◆ **Stored records**:
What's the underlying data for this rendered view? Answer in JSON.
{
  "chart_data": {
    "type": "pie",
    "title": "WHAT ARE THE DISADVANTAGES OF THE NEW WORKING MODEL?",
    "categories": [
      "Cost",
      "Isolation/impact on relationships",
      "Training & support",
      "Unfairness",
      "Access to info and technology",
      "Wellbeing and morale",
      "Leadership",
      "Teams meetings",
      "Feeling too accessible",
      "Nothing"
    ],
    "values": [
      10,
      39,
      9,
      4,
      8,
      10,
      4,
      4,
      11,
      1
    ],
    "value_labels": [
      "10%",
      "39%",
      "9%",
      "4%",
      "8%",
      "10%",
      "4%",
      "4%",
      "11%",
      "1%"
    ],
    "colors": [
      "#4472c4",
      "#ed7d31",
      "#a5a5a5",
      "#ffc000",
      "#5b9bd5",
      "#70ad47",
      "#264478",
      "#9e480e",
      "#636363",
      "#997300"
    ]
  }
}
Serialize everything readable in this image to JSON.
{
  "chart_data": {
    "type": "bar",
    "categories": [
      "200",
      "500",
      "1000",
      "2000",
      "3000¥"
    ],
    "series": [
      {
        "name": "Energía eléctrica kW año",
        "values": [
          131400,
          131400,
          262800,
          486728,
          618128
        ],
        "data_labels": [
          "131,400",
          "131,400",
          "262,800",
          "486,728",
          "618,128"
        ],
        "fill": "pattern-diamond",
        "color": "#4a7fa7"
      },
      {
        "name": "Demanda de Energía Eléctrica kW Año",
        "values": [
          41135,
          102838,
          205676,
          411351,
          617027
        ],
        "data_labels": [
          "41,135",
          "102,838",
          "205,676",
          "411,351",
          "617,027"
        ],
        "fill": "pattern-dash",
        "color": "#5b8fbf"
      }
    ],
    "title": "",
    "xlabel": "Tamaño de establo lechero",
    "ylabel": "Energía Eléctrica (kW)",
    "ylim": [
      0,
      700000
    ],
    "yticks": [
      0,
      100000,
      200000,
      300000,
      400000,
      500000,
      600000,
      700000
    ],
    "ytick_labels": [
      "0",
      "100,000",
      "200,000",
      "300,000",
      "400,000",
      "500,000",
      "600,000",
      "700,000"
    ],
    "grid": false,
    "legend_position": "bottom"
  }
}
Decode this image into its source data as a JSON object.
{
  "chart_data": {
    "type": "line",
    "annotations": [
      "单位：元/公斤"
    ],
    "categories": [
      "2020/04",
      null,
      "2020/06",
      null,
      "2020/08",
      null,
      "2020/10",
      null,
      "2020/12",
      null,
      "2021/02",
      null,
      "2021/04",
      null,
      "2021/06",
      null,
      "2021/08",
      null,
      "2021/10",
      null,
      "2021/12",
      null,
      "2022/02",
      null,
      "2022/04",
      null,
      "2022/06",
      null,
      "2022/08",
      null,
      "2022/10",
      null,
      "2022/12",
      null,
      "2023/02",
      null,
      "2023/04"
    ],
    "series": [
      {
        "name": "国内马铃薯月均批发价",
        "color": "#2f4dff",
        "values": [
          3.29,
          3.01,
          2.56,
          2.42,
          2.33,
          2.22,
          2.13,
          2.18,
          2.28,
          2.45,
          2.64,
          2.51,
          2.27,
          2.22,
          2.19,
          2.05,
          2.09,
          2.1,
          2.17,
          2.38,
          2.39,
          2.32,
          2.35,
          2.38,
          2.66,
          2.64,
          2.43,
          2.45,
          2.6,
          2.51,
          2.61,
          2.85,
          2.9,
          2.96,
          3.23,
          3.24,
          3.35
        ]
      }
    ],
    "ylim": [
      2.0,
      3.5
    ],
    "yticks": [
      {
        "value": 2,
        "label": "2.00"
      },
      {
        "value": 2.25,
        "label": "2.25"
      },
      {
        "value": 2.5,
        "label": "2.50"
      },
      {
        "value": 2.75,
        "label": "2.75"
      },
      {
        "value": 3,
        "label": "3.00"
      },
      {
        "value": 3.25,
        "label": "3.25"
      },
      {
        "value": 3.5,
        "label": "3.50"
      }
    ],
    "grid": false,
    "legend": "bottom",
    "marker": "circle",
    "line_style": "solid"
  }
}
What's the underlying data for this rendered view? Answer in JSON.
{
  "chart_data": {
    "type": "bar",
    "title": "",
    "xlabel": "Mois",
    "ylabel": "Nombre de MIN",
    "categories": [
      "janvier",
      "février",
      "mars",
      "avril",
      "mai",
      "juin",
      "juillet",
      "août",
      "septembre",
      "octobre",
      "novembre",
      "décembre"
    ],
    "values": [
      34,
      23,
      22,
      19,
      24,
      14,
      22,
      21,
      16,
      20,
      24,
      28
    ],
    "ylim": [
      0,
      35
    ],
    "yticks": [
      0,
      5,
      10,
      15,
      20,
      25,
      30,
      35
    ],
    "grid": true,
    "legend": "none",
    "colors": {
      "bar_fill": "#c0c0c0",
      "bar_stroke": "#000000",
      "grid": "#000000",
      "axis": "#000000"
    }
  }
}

◆ **Work to be completed**: From the entries above, select each line containing the string "image".

◆ **Final result**:
Serialize everything readable in this image to JSON.
Decode this image into its source data as a JSON object.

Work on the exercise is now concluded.